--- START ---

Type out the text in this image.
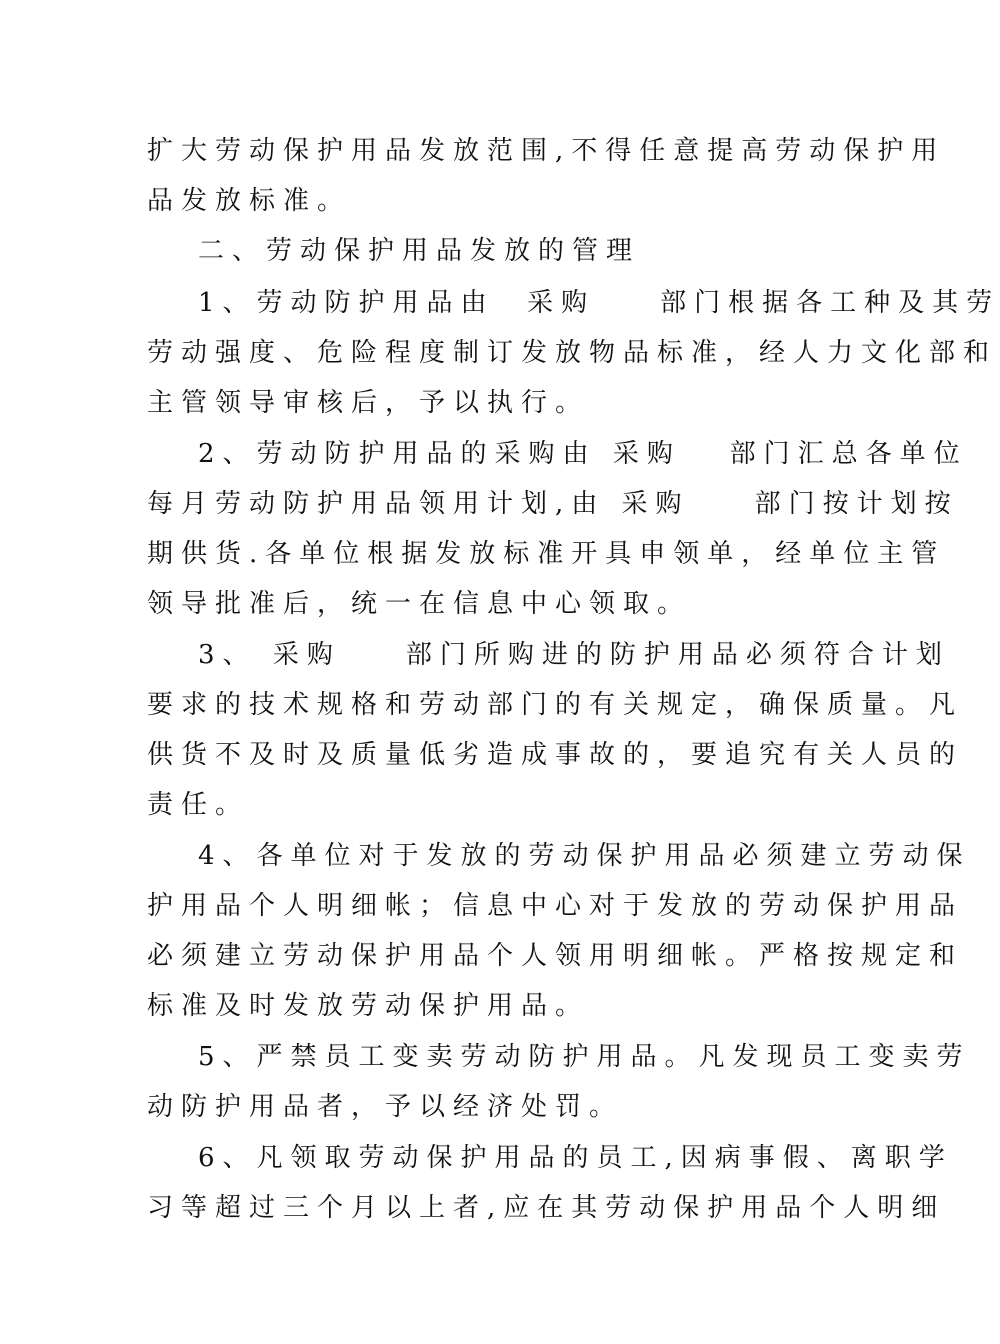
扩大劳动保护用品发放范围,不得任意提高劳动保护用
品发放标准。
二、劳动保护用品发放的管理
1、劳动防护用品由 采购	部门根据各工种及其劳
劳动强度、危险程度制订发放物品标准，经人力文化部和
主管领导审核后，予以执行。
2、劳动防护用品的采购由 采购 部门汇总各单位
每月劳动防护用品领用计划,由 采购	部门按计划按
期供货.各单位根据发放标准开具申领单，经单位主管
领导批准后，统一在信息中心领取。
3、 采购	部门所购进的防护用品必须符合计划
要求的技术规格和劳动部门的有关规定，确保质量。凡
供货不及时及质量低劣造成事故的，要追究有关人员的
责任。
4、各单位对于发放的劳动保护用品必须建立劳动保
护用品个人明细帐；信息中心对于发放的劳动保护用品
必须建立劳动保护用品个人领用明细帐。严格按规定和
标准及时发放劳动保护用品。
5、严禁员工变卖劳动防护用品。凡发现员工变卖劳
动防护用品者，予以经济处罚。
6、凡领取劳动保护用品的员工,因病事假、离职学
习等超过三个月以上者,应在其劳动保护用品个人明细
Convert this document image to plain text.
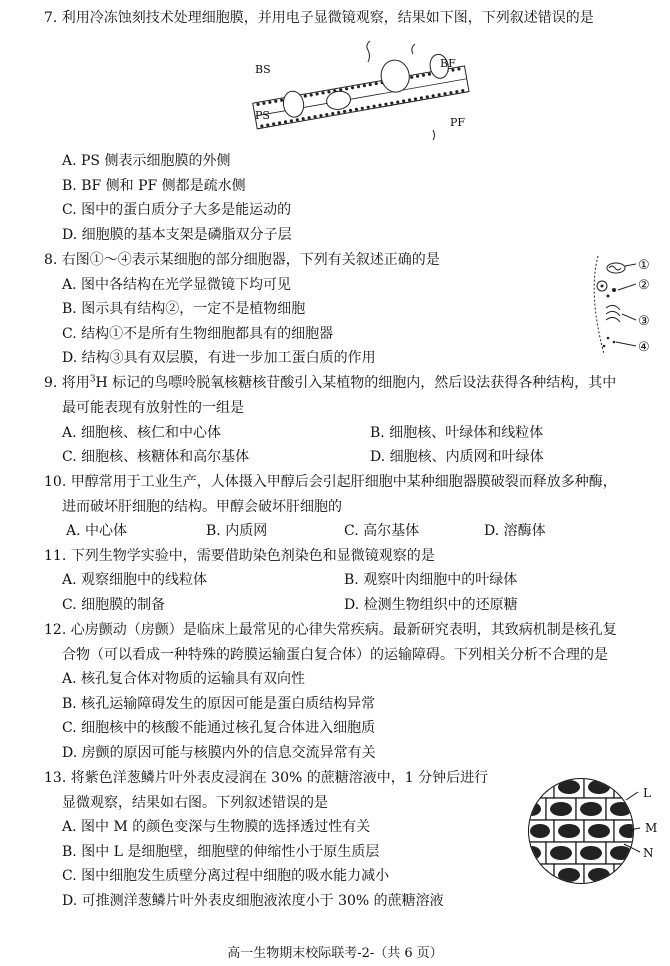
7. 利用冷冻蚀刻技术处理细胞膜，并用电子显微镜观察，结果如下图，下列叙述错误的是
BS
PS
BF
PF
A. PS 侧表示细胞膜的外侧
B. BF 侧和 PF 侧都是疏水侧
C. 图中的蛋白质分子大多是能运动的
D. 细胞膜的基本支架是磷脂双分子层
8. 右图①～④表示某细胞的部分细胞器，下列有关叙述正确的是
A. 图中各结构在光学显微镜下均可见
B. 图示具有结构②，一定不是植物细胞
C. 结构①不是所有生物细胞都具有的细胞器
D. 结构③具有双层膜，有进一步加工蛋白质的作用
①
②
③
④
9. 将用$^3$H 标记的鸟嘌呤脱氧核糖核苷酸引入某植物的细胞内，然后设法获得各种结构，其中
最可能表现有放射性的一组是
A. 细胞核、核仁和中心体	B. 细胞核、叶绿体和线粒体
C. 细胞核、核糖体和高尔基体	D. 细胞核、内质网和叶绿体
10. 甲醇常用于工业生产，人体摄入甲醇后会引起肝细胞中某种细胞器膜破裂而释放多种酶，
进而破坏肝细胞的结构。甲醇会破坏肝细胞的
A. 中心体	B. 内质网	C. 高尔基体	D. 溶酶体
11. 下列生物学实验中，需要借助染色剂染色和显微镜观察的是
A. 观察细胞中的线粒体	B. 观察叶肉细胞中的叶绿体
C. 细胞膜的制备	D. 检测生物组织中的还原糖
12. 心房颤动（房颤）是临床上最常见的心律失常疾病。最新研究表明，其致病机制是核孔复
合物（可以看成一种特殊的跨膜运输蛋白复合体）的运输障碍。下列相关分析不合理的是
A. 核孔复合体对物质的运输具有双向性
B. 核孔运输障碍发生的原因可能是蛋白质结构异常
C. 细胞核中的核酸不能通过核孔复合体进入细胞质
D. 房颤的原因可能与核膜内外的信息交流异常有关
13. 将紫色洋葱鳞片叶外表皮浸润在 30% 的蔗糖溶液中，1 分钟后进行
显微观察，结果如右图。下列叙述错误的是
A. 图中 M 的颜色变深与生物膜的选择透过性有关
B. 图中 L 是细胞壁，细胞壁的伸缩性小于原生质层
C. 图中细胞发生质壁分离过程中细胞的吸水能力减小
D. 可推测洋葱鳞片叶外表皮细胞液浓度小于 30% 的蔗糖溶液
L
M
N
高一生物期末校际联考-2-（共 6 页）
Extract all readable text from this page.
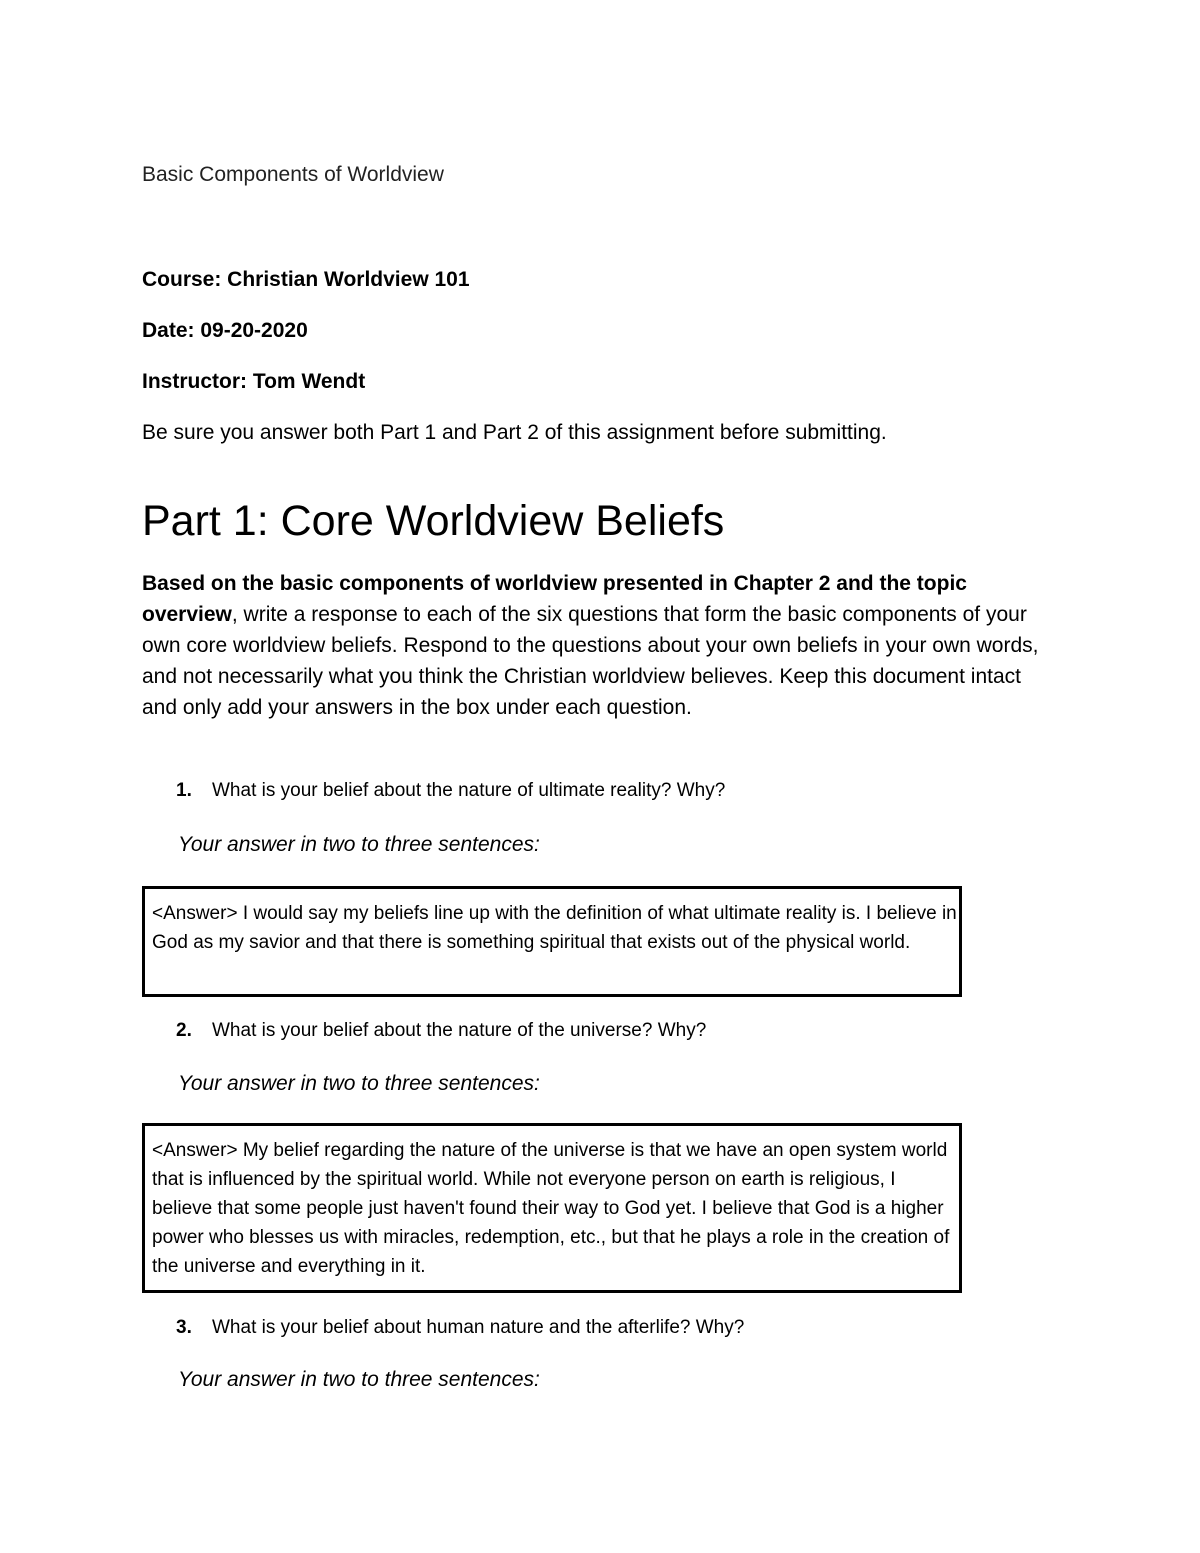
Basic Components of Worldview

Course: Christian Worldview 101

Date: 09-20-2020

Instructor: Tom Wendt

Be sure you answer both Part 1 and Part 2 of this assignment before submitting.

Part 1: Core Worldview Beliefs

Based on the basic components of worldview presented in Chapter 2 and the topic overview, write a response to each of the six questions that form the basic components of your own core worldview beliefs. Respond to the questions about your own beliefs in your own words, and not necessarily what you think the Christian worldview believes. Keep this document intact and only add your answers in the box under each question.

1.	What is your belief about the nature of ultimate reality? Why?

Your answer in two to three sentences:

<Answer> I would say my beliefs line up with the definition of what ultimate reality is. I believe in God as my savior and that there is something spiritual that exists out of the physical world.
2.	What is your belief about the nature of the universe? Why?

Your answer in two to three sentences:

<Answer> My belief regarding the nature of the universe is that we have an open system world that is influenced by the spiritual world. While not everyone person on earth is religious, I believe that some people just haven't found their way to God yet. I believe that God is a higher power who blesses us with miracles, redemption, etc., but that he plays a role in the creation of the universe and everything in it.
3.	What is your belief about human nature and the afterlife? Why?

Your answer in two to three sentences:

--- END ---

Aim of the exercise:
Look through the material above and pick out each line holding the word "Part".

Completed task:
Be sure you answer both Part 1 and Part 2 of this assignment before submitting.
Part 1: Core Worldview Beliefs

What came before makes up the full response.